- WORK TO DO:
1. Answer these questions using the biography:
(a) Which publication does she write a column for?
(b) Which institution granted her MFA?
(c) Where does she live?
2. List every place named in the biography where she was awarded a fellowship.
3. Summarize the biography in two sentences.

Twitter: @osagewriter

Topic Expertise: Columnist, Literary Arts, Community

Email: Rubyhansenmurray@gmail.com

Languages spoken: English, Osage language learner

Ruby Hansen Murray is a freelance journalist and a columnist for the Osage News.  She’s the winner of The Iowa Review and Montana Nonfiction Prizes awarded fellowships at MacDowell, Ragdale, Hedgebrook and Fishtrap. She has been nominated for Push Cart prizes and Best of the Net. Her work is forthcoming in Cascadia: A Field Guide (Tupelo Press) and appears in Shapes of Native Nonfiction (University of Washington Press) and Allotment Stories (University of Minnesota Press). It may be found in Ecotone, Pleiades, High Desert Journal, Moss, Arkansas International, River Mouth Review, Under the Sun, the Massachusetts Review, The Rumpus, Colorlines, and South Florida Poetry Journal. She has an MFA from the Institute of American Indian Arts and has written for regional and daily papers across the Northwest and received multiple awards from the Native American Journalist Association and the Oklahoma Pro Chapter of Professional Journalists. She’s a citizen of the Osage Nation with West Indian roots, living in the lower Columbia River estuary.

Data records
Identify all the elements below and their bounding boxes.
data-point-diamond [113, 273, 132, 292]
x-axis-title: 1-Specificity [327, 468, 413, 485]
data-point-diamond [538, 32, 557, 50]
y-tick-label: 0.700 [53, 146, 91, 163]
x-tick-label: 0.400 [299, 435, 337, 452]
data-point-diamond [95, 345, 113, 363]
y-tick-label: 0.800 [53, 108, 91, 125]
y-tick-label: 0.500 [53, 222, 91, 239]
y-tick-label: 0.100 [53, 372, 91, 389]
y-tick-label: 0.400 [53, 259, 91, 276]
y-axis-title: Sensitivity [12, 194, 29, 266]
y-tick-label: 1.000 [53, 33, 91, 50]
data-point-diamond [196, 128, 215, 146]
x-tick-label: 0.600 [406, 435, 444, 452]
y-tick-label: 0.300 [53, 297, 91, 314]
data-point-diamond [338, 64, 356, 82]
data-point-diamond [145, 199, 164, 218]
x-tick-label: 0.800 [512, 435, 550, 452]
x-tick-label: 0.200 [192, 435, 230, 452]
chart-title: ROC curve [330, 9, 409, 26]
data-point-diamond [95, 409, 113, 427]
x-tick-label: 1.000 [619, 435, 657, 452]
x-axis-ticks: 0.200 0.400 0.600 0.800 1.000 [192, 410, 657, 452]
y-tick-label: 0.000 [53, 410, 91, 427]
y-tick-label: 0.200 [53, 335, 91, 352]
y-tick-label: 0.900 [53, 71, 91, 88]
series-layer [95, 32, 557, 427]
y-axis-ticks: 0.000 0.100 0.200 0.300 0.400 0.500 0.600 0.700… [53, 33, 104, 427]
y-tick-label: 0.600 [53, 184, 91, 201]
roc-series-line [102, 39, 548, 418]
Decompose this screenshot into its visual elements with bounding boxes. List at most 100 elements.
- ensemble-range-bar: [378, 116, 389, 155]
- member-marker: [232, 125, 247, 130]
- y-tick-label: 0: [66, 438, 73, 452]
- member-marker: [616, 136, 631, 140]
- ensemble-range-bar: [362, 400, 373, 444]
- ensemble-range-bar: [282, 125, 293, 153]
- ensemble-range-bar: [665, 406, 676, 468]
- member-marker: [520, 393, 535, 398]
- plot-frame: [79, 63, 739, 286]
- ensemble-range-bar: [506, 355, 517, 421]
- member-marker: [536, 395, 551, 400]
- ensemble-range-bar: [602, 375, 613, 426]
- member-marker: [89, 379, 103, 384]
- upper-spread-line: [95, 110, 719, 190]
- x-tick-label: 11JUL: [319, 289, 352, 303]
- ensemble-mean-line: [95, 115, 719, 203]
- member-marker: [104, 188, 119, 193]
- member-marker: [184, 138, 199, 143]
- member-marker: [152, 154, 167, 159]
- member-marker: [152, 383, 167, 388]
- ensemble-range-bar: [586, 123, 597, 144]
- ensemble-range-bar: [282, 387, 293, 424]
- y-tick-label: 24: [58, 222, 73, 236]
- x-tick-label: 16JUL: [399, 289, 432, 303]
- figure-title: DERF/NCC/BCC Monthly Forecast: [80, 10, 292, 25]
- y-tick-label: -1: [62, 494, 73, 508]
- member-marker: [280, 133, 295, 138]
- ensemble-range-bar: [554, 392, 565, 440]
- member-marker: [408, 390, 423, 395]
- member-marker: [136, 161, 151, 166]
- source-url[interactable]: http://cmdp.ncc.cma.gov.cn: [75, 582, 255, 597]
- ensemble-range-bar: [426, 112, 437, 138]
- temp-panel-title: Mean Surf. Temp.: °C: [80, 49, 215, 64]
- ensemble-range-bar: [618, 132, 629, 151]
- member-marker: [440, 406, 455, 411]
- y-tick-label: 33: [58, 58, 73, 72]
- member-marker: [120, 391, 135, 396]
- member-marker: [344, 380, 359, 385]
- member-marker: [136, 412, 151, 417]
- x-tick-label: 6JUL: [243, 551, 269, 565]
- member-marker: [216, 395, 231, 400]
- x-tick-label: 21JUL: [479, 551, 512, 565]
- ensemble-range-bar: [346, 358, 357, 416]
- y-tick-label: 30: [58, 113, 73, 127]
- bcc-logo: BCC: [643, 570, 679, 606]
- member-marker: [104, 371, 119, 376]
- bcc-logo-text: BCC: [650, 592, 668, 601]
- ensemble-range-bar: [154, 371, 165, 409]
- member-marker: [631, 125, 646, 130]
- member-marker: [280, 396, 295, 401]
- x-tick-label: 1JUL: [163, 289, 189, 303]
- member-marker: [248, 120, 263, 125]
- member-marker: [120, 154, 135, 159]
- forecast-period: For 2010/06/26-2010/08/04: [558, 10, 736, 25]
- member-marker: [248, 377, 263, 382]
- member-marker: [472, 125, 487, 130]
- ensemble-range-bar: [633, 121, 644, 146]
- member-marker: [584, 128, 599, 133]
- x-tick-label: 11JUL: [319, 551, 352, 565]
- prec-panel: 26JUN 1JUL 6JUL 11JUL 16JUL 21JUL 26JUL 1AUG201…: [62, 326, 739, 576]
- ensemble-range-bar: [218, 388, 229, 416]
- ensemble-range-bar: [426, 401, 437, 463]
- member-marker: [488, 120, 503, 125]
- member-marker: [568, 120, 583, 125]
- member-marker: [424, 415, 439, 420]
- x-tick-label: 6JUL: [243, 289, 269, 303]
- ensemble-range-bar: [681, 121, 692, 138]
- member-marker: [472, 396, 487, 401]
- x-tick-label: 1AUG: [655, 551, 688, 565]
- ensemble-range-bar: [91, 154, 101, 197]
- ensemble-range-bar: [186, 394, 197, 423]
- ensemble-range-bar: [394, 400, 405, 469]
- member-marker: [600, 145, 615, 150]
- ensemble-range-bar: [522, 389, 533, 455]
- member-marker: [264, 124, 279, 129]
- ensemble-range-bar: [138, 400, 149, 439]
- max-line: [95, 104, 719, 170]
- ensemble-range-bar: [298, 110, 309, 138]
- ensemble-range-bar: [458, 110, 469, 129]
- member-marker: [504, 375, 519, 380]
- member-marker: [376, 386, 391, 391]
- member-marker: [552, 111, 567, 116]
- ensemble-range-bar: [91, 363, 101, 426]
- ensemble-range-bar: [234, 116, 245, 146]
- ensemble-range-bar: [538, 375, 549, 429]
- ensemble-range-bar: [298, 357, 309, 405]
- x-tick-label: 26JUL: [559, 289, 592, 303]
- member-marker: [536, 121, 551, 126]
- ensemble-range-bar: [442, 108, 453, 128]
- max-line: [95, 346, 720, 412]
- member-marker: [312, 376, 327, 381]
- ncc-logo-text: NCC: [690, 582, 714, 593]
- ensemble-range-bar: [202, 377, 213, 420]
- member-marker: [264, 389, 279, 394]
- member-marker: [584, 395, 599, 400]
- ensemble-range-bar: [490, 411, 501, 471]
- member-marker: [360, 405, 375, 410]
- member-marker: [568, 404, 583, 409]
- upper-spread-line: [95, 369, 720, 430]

* * *

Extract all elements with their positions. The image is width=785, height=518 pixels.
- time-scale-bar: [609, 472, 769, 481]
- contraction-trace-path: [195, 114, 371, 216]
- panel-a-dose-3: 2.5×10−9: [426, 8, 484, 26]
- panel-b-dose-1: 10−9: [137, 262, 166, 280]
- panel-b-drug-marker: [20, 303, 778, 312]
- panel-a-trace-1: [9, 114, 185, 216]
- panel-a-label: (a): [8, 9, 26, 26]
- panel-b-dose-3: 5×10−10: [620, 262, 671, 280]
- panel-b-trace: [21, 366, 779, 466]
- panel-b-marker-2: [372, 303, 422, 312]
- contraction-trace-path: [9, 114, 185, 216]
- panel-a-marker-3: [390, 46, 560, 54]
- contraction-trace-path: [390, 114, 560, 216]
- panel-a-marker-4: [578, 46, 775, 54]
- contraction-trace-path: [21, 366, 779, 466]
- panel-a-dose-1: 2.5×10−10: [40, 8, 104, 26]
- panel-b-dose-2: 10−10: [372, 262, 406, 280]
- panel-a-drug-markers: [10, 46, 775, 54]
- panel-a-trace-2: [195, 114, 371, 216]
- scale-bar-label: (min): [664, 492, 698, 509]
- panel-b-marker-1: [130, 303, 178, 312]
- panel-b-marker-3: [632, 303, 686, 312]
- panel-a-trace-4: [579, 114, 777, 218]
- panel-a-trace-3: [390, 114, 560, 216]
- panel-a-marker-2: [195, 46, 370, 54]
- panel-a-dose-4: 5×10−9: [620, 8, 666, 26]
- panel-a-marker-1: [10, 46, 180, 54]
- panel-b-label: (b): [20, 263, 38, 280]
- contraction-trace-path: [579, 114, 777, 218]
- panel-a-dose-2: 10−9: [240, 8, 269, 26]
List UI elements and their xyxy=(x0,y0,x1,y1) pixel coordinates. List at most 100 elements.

- FINAL ANSWERS:
1.
(a) The Osage News
(b) The Institute of American Indian Arts
(c) The lower Columbia River estuary

2. MacDowell, Ragdale, Hedgebrook, Fishtrap

3. Ruby Hansen Murray is a freelance journalist and Osage News columnist who has won The Iowa Review and Montana Nonfiction Prizes, received several fellowships, and published work in anthologies and many journals. She holds an MFA from the Institute of American Indian Arts and is a citizen of the Osage Nation with West Indian roots who lives in the lower Columbia River estuary.